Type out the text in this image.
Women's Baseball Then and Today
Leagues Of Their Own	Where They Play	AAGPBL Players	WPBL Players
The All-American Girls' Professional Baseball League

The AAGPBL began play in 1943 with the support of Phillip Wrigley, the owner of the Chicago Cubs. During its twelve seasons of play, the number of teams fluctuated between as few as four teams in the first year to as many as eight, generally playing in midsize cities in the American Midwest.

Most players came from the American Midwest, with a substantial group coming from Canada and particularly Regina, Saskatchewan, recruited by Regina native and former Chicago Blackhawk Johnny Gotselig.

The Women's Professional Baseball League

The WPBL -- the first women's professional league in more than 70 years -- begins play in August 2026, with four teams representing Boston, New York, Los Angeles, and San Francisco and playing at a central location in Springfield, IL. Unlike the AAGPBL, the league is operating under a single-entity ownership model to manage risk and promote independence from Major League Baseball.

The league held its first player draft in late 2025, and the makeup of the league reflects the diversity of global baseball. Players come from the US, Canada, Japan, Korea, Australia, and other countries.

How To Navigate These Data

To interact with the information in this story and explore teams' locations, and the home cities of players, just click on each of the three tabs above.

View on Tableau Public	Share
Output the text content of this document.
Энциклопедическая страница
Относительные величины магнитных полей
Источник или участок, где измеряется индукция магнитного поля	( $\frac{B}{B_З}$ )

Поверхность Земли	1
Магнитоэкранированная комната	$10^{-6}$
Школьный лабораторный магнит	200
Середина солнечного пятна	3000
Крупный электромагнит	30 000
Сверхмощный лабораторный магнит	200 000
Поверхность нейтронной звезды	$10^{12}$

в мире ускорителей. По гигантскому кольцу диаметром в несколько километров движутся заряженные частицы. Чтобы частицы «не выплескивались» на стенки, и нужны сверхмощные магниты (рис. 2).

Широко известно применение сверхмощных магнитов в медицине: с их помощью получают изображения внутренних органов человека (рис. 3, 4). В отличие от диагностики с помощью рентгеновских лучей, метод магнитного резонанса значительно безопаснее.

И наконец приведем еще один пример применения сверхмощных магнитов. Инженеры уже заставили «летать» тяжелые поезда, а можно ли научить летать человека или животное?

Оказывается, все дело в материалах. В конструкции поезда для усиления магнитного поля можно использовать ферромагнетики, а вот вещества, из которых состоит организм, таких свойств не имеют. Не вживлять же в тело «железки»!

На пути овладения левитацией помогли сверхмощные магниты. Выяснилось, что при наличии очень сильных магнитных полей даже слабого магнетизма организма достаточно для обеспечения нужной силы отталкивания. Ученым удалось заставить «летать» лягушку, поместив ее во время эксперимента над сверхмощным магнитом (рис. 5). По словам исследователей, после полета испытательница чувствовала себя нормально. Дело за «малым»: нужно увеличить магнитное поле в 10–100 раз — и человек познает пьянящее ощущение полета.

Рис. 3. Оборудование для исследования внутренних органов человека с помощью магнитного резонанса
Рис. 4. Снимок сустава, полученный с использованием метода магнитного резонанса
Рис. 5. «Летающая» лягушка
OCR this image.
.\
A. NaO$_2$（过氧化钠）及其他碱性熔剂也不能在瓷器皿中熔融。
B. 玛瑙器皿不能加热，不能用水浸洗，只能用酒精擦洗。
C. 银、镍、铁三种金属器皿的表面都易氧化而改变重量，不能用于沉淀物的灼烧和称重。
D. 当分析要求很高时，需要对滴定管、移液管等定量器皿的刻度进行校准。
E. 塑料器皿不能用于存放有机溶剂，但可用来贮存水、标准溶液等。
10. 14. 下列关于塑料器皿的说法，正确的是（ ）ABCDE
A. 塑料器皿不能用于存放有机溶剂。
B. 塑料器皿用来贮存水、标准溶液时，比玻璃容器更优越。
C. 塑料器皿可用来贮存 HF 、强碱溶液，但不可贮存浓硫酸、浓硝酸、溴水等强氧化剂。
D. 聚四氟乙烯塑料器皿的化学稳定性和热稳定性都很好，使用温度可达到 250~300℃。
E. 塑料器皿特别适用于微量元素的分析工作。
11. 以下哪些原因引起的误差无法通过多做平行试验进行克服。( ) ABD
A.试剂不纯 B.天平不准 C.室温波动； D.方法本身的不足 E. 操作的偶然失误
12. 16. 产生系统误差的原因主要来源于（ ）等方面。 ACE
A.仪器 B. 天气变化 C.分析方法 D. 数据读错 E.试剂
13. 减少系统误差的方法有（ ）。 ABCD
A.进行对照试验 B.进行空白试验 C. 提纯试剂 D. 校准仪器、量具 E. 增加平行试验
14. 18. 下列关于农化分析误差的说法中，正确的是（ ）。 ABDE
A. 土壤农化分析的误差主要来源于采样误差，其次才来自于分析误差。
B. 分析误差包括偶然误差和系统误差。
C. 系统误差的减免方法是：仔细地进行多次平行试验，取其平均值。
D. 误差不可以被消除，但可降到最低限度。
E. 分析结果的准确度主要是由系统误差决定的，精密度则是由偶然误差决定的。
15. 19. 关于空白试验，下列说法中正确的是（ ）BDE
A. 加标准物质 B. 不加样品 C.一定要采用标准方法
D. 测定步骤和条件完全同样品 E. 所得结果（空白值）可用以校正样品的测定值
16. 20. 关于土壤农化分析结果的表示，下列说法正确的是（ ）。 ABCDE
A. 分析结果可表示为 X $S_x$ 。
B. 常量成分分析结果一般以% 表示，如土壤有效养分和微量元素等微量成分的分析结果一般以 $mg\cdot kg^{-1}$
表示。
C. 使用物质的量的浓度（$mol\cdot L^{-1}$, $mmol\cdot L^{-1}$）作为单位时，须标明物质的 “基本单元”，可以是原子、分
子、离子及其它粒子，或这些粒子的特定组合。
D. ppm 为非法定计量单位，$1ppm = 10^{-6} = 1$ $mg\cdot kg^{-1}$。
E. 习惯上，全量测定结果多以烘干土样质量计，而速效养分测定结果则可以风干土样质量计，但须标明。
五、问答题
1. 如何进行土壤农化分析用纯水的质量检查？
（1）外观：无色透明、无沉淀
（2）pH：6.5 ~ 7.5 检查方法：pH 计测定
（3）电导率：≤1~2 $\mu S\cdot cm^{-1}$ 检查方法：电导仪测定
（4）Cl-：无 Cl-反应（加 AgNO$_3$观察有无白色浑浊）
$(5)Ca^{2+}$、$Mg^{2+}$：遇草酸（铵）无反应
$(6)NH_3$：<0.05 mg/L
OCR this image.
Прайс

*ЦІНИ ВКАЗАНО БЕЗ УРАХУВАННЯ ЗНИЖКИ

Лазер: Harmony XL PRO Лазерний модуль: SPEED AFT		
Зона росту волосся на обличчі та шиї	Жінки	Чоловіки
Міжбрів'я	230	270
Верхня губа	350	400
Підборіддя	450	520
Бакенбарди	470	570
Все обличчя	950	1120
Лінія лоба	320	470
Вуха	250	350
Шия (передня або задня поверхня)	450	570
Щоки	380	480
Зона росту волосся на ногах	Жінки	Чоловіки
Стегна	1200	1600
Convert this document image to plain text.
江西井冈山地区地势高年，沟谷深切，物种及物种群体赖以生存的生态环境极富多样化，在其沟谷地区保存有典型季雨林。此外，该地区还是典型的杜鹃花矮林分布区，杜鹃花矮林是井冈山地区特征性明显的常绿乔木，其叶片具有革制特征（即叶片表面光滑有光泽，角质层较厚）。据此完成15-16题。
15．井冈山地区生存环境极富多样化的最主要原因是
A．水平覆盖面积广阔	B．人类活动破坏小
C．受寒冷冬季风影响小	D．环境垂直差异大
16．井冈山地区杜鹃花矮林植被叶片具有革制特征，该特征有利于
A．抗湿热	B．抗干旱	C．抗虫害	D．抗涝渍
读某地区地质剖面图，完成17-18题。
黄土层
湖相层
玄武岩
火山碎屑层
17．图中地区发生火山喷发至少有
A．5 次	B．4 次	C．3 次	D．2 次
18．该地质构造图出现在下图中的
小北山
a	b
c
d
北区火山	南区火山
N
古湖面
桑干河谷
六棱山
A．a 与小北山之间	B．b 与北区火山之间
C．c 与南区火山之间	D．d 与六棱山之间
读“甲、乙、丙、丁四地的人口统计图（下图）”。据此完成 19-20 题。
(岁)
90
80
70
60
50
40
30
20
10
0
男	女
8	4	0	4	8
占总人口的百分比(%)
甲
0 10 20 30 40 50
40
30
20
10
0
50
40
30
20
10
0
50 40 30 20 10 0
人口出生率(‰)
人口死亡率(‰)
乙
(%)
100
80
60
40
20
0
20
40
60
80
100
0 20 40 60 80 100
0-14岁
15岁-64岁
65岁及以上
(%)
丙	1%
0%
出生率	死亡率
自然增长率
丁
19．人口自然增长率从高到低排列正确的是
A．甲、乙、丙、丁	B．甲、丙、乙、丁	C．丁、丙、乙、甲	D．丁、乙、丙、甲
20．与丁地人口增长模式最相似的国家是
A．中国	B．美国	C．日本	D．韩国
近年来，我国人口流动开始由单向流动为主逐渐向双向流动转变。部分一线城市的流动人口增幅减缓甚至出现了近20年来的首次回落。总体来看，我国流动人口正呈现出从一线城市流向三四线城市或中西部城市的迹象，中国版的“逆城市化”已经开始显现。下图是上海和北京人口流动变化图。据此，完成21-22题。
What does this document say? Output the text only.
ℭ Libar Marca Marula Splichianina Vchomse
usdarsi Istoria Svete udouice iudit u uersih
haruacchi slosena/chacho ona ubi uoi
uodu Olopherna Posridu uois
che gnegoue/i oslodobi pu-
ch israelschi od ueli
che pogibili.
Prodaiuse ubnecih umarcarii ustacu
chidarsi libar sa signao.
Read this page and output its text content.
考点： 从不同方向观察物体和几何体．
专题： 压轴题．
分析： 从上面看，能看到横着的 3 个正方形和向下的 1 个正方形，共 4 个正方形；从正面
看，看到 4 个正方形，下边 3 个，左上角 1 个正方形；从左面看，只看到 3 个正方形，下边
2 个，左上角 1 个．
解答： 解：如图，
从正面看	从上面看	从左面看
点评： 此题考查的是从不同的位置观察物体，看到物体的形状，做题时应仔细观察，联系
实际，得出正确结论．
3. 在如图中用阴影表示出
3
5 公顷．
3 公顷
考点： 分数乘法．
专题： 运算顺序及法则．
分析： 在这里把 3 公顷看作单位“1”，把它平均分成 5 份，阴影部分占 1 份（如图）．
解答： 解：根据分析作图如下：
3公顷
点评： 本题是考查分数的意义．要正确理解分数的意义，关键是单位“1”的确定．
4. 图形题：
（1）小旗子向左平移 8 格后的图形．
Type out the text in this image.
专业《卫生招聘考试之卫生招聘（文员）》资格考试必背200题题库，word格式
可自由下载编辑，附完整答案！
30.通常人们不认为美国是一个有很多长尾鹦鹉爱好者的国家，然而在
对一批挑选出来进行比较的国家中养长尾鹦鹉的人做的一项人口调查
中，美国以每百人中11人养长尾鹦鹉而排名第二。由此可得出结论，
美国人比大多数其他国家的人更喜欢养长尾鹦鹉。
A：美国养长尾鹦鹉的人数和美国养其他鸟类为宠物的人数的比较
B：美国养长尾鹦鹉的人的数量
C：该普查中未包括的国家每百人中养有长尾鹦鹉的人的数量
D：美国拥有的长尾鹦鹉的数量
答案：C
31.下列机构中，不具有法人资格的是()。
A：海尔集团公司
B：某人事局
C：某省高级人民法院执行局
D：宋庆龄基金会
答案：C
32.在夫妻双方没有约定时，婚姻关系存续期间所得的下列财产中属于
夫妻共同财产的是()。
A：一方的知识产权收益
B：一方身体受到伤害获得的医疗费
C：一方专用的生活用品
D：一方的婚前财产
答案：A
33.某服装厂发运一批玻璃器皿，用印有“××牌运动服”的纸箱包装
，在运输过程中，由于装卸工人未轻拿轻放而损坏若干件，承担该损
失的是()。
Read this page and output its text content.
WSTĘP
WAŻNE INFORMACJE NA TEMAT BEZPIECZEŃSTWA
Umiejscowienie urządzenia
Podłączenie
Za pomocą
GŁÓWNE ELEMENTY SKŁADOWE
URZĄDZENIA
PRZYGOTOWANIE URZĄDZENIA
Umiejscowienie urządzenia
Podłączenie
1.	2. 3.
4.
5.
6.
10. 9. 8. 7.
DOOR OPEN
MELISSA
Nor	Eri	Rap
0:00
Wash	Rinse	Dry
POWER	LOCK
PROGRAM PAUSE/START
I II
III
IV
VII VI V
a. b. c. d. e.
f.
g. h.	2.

**WHAT IS NEEDED**: Check each line above for the string "волосся", then copy the ones that have it.

**RESPONSE TO THIS TASK**:
Зона росту волосся на обличчі та шиї	Жінки	Чоловіки
Зона росту волосся на ногах	Жінки	Чоловіки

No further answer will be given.